[Records from a dataset]
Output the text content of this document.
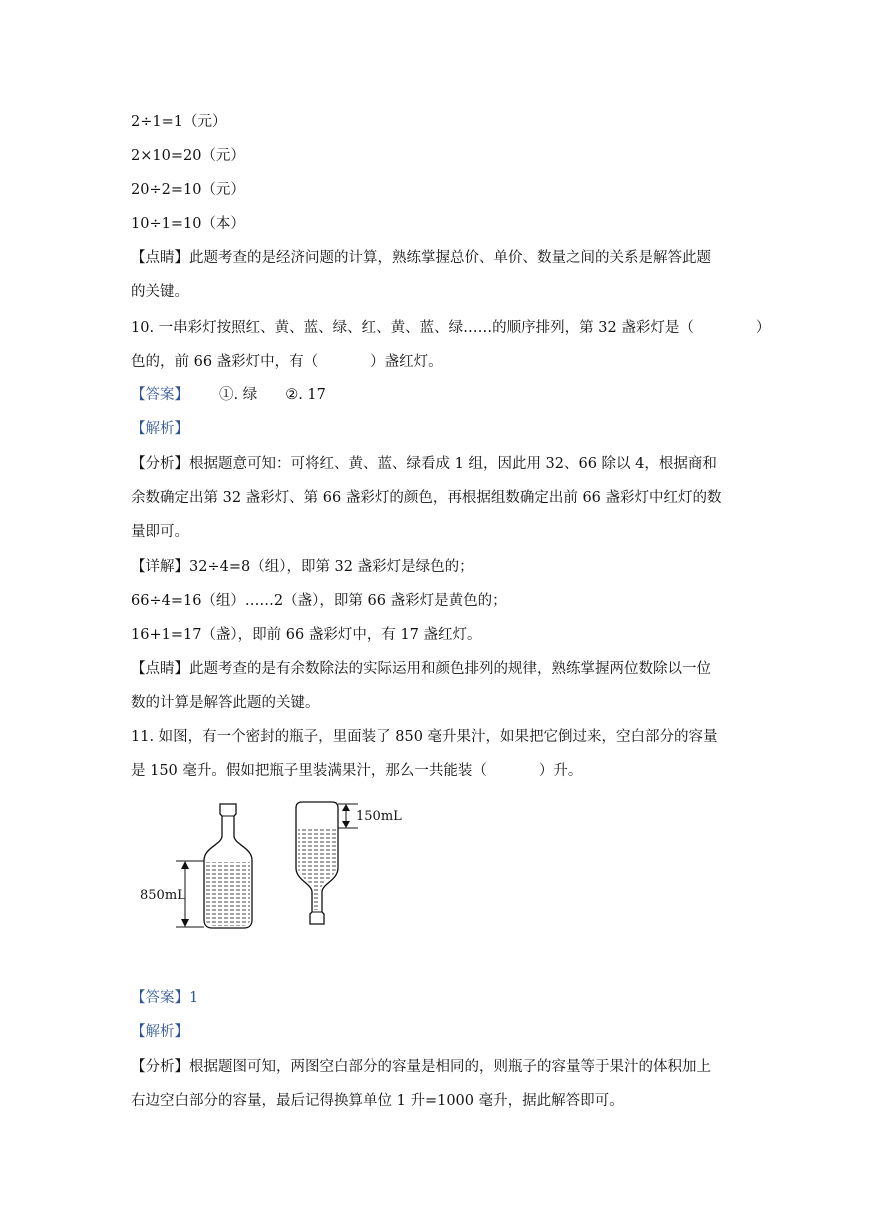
2÷1=1（元）

2×10=20（元）

20÷2=10（元）

10÷1=10（本）

【点睛】此题考查的是经济问题的计算，熟练掌握总价、单价、数量之间的关系是解答此题

的关键。

10. 一串彩灯按照红、黄、蓝、绿、红、黄、蓝、绿……的顺序排列，第 32 盏彩灯是（	）

色的，前 66 盏彩灯中，有（	）盏红灯。

【答案】 ①. 绿 ②. 17

【解析】

【分析】根据题意可知：可将红、黄、蓝、绿看成 1 组，因此用 32、66 除以 4，根据商和

余数确定出第 32 盏彩灯、第 66 盏彩灯的颜色，再根据组数确定出前 66 盏彩灯中红灯的数

量即可。

【详解】32÷4=8（组），即第 32 盏彩灯是绿色的；

66÷4=16（组）……2（盏），即第 66 盏彩灯是黄色的；

16+1=17（盏），即前 66 盏彩灯中，有 17 盏红灯。

【点睛】此题考查的是有余数除法的实际运用和颜色排列的规律，熟练掌握两位数除以一位

数的计算是解答此题的关键。

11. 如图，有一个密封的瓶子，里面装了 850 毫升果汁，如果把它倒过来，空白部分的容量

是 150 毫升。假如把瓶子里装满果汁，那么一共能装（	）升。

850mL
150mL

【答案】1

【解析】

【分析】根据题图可知，两图空白部分的容量是相同的，则瓶子的容量等于果汁的体积加上

右边空白部分的容量，最后记得换算单位 1 升=1000 毫升，据此解答即可。
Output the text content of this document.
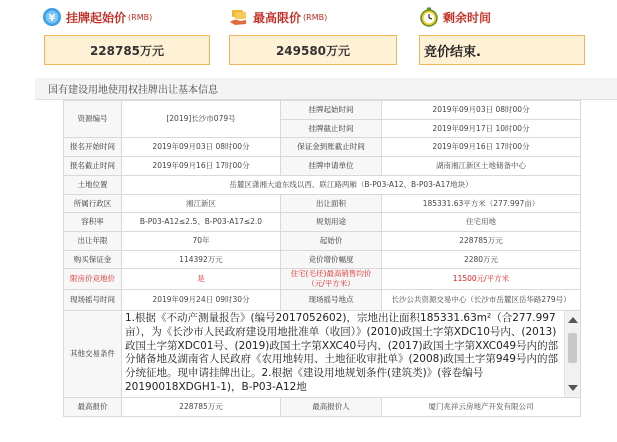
¥ 挂牌起始价 (RMB)
228785万元
最高限价 (RMB)
249580万元
剩余时间
竞价结束.
国有建设用地使用权挂牌出让基本信息
资源编号	[2019]长沙市079号	挂牌起始时间	2019年09月03日 08时00分
		挂牌截止时间	2019年09月17日 10时00分
报名开始时间	2019年09月03日 08时00分	保证金到账截止时间	2019年09月16日 17时00分
报名截止时间	2019年09月16日 17时00分	挂牌申请单位	湖南湘江新区土地储备中心
土地位置	岳麓区潇湘大道东线以西、联江路两厢（B-P03-A12、B-P03-A17地块）		
所属行政区	湘江新区	出让面积	185331.63平方米（277.997亩）
容积率	B-P03-A12≤2.5、B-P03-A17≤2.0	规划用途	住宅用地
出让年限	70年	起始价	228785万元
购买保证金	114392万元	竞价增价幅度	2280万元
限房价竞地价	是	住宅(毛坯)最高销售均价（元/平方米）	11500元/平方米
现场摇号时间	2019年09月24日 09时30分	现场摇号地点	长沙公共资源交易中心（长沙市岳麓区岳华路279号）
其他交易条件	1.根据《不动产测量报告》(编号2017052602)，宗地出让面积185331.63m²（合277.997亩），为《长沙市人民政府建设用地批准单（收回）》(2010)政国土字第XDC10号内、(2013)政国土字第XDC01号、(2019)政国土字第XXC40号内、(2017)政国土字第XXC049号内的部分储备地及湖南省人民政府《农用地转用、土地征收审批单》(2008)政国土字第949号内的部分统征地。现申请挂牌出让。2.根据《建设用地规划条件(建筑类)》(蓉卷编号20190018XDGH1-1)，B-P03-A12地		

最高报价	228785万元	最高报价人	厦门兆祥云房地产开发有限公司
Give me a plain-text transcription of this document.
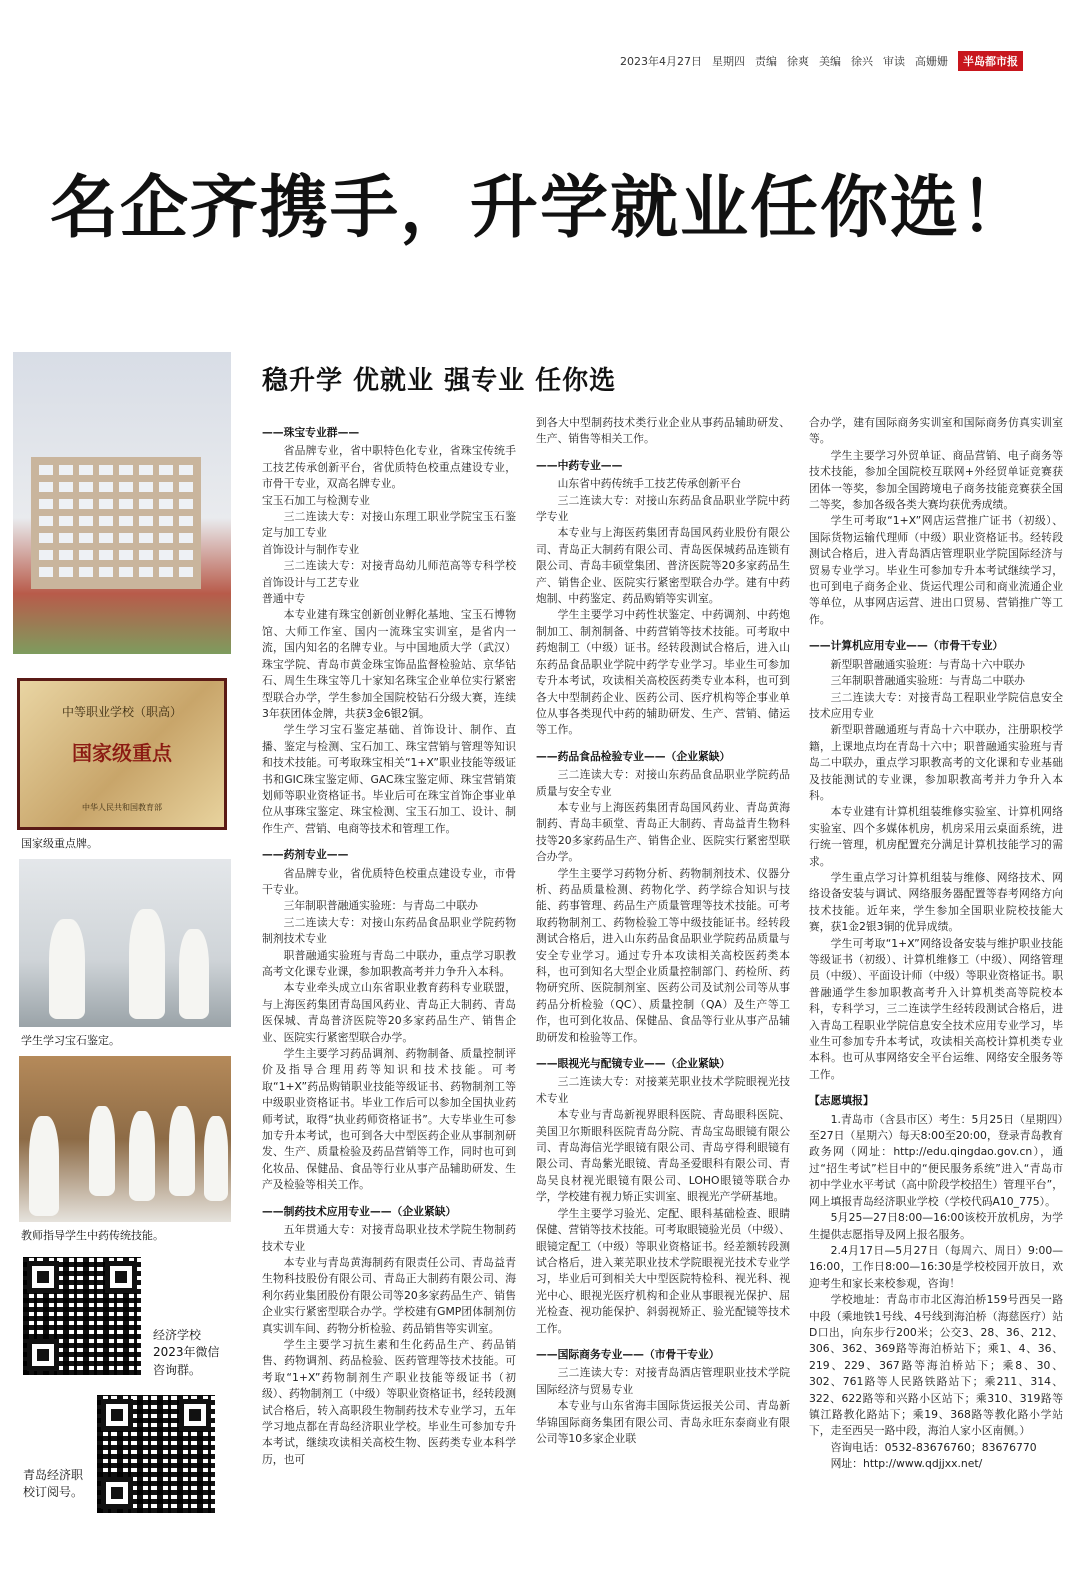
2023年4月27日 星期四 责编 徐爽 美编 徐兴 审读 高姗姗	半岛都市报
名企齐携手，升学就业任你选！
中等职业学校（职高）
国家级重点
中华人民共和国教育部
国家级重点牌。
学生学习宝石鉴定。
教师指导学生中药传统技能。
经济学校2023年微信咨询群。
青岛经济职校订阅号。
稳升学 优就业 强专业 任你选

——珠宝专业群——

省品牌专业，省中职特色化专业，省珠宝传统手工技艺传承创新平台，省优质特色校重点建设专业，市骨干专业，双高名牌专业。

宝玉石加工与检测专业

三二连读大专：对接山东理工职业学院宝玉石鉴定与加工专业

首饰设计与制作专业

三二连读大专：对接青岛幼儿师范高等专科学校首饰设计与工艺专业

普通中专

本专业建有珠宝创新创业孵化基地、宝玉石博物馆、大师工作室、国内一流珠宝实训室，是省内一流，国内知名的名牌专业。与中国地质大学（武汉）珠宝学院、青岛市黄金珠宝饰品监督检验站、京华钻石、周生生珠宝等几十家知名珠宝企业单位实行紧密型联合办学，学生参加全国院校钻石分级大赛，连续3年获团体金牌，共获3金6银2铜。

学生学习宝石鉴定基础、首饰设计、制作、直播、鉴定与检测、宝石加工、珠宝营销与管理等知识和技术技能。可考取珠宝相关“1+X”职业技能等级证书和GIC珠宝鉴定师、GAC珠宝鉴定师、珠宝营销策划师等职业资格证书。毕业后可在珠宝首饰企事业单位从事珠宝鉴定、珠宝检测、宝玉石加工、设计、制作生产、营销、电商等技术和管理工作。

——药剂专业——

省品牌专业，省优质特色校重点建设专业，市骨干专业。

三年制职普融通实验班：与青岛二中联办

三二连读大专：对接山东药品食品职业学院药物制剂技术专业

职普融通实验班与青岛二中联办，重点学习职教高考文化课专业课，参加职教高考并力争升入本科。

本专业牵头成立山东省职业教育药科专业联盟，与上海医药集团青岛国风药业、青岛正大制药、青岛医保城、青岛普济医院等20多家药品生产、销售企业、医院实行紧密型联合办学。

学生主要学习药品调剂、药物制备、质量控制评价及指导合理用药等知识和技术技能。可考取“1+X”药品购销职业技能等级证书、药物制剂工等中级职业资格证书。毕业工作后可以参加全国执业药师考试，取得“执业药师资格证书”。大专毕业生可参加专升本考试，也可到各大中型医药企业从事制剂研发、生产、质量检验及药品营销等工作，同时也可到化妆品、保健品、食品等行业从事产品辅助研发、生产及检验等相关工作。

——制药技术应用专业——（企业紧缺）

五年贯通大专：对接青岛职业技术学院生物制药技术专业

本专业与青岛黄海制药有限责任公司、青岛益青生物科技股份有限公司、青岛正大制药有限公司、海利尔药业集团股份有限公司等20多家药品生产、销售企业实行紧密型联合办学。学校建有GMP团体制剂仿真实训车间、药物分析检验、药品销售等实训室。

学生主要学习抗生素和生化药品生产、药品销售、药物调剂、药品检验、医药管理等技术技能。可考取“1+X”药物制剂生产职业技能等级证书（初级）、药物制剂工（中级）等职业资格证书，经转段测试合格后，转入高职段生物制药技术专业学习，五年学习地点都在青岛经济职业学校。毕业生可参加专升本考试，继续攻读相关高校生物、医药类专业本科学历，也可

到各大中型制药技术类行业企业从事药品辅助研发、生产、销售等相关工作。

——中药专业——

山东省中药传统手工技艺传承创新平台

三二连读大专：对接山东药品食品职业学院中药学专业

本专业与上海医药集团青岛国风药业股份有限公司、青岛正大制药有限公司、青岛医保城药品连锁有限公司、青岛丰硕堂集团、普济医院等20多家药品生产、销售企业、医院实行紧密型联合办学。建有中药炮制、中药鉴定、药品购销等实训室。

学生主要学习中药性状鉴定、中药调剂、中药炮制加工、制剂制备、中药营销等技术技能。可考取中药炮制工（中级）证书。经转段测试合格后，进入山东药品食品职业学院中药学专业学习。毕业生可参加专升本考试，攻读相关高校医药类专业本科，也可到各大中型制药企业、医药公司、医疗机构等企事业单位从事各类现代中药的辅助研发、生产、营销、储运等工作。

——药品食品检验专业——（企业紧缺）

三二连读大专：对接山东药品食品职业学院药品质量与安全专业

本专业与上海医药集团青岛国风药业、青岛黄海制药、青岛丰硕堂、青岛正大制药、青岛益青生物科技等20多家药品生产、销售企业、医院实行紧密型联合办学。

学生主要学习药物分析、药物制剂技术、仪器分析、药品质量检测、药物化学、药学综合知识与技能、药事管理、药品生产质量管理等技术技能。可考取药物制剂工、药物检验工等中级技能证书。经转段测试合格后，进入山东药品食品职业学院药品质量与安全专业学习。通过专升本攻读相关高校医药类本科，也可到知名大型企业质量控制部门、药检所、药物研究所、医院制剂室、医药公司及试剂公司等从事药品分析检验（QC）、质量控制（QA）及生产等工作，也可到化妆品、保健品、食品等行业从事产品辅助研发和检验等工作。

——眼视光与配镜专业——（企业紧缺）

三二连读大专：对接莱芜职业技术学院眼视光技术专业

本专业与青岛新视界眼科医院、青岛眼科医院、美国卫尔斯眼科医院青岛分院、青岛宝岛眼镜有限公司、青岛海信光学眼镜有限公司、青岛亨得利眼镜有限公司、青岛紫光眼镜、青岛圣爱眼科有限公司、青岛吴良材视光眼镜有限公司、LOHO眼镜等联合办学，学校建有视力矫正实训室、眼视光产学研基地。

学生主要学习验光、定配、眼科基础检查、眼睛保健、营销等技术技能。可考取眼镜验光员（中级）、眼镜定配工（中级）等职业资格证书。经差额转段测试合格后，进入莱芜职业技术学院眼视光技术专业学习，毕业后可到相关大中型医院特检科、视光科、视光中心、眼视光医疗机构和企业从事眼视光保护、屈光检查、视功能保护、斜弱视矫正、验光配镜等技术工作。

——国际商务专业——（市骨干专业）

三二连读大专：对接青岛酒店管理职业技术学院国际经济与贸易专业

本专业与山东省海丰国际货运报关公司、青岛新华锦国际商务集团有限公司、青岛永旺东泰商业有限公司等10多家企业联

合办学，建有国际商务实训室和国际商务仿真实训室等。

学生主要学习外贸单证、商品营销、电子商务等技术技能，参加全国院校互联网+外经贸单证竞赛获团体一等奖，参加全国跨境电子商务技能竞赛获全国二等奖，参加各级各类大赛均获优秀成绩。

学生可考取“1+X”网店运营推广证书（初级）、国际货物运输代理师（中级）职业资格证书。经转段测试合格后，进入青岛酒店管理职业学院国际经济与贸易专业学习。毕业生可参加专升本考试继续学习，也可到电子商务企业、货运代理公司和商业流通企业等单位，从事网店运营、进出口贸易、营销推广等工作。

——计算机应用专业——（市骨干专业）

新型职普融通实验班：与青岛十六中联办

三年制职普融通实验班：与青岛二中联办

三二连读大专：对接青岛工程职业学院信息安全技术应用专业

新型职普融通班与青岛十六中联办，注册职校学籍，上课地点均在青岛十六中；职普融通实验班与青岛二中联办，重点学习职教高考的文化课和专业基础及技能测试的专业课，参加职教高考并力争升入本科。

本专业建有计算机组装维修实验室、计算机网络实验室、四个多媒体机房，机房采用云桌面系统，进行统一管理，机房配置充分满足计算机技能学习的需求。

学生重点学习计算机组装与维修、网络技术、网络设备安装与调试、网络服务器配置等春考网络方向技术技能。近年来，学生参加全国职业院校技能大赛，获1金2银3铜的优异成绩。

学生可考取“1+X”网络设备安装与维护职业技能等级证书（初级）、计算机维修工（中级）、网络管理员（中级）、平面设计师（中级）等职业资格证书。职普融通学生参加职教高考升入计算机类高等院校本科，专科学习，三二连读学生经转段测试合格后，进入青岛工程职业学院信息安全技术应用专业学习，毕业生可参加专升本考试，攻读相关高校计算机类专业本科。也可从事网络安全平台运维、网络安全服务等工作。

【志愿填报】

1.青岛市（含县市区）考生：5月25日（星期四）至27日（星期六）每天8:00至20:00，登录青岛教育政务网（网址：http://edu.qingdao.gov.cn），通过“招生考试”栏目中的“便民服务系统”进入“青岛市初中学业水平考试（高中阶段学校招生）管理平台”，网上填报青岛经济职业学校（学校代码A10_775）。

5月25—27日8:00—16:00该校开放机房，为学生提供志愿指导及网上报名服务。

2.4月17日—5月27日（每周六、周日）9:00—16:00，工作日8:00—16:30是学校校园开放日，欢迎考生和家长来校参观，咨询！

学校地址：青岛市市北区海泊桥159号西吴一路中段（乘地铁1号线、4号线到海泊桥（海慈医疗）站D口出，向东步行200米；公交3、28、36、212、306、362、369路等海泊桥站下；乘1、4、36、219、229、367路等海泊桥站下；乘8、30、302、761路等人民路铁路站下；乘211、314、322、622路等和兴路小区站下；乘310、319路等镇江路教化路站下；乘19、368路等教化路小学站下，走至西吴一路中段，海泊人家小区南侧。）

咨询电话：0532-83676760；83676770

网址：http://www.qdjjxx.net/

TASK
Count the lines in the records above that contain the word "医院实行紧密型联合办学", and reply with only that number.

EXERCISE RESULT
3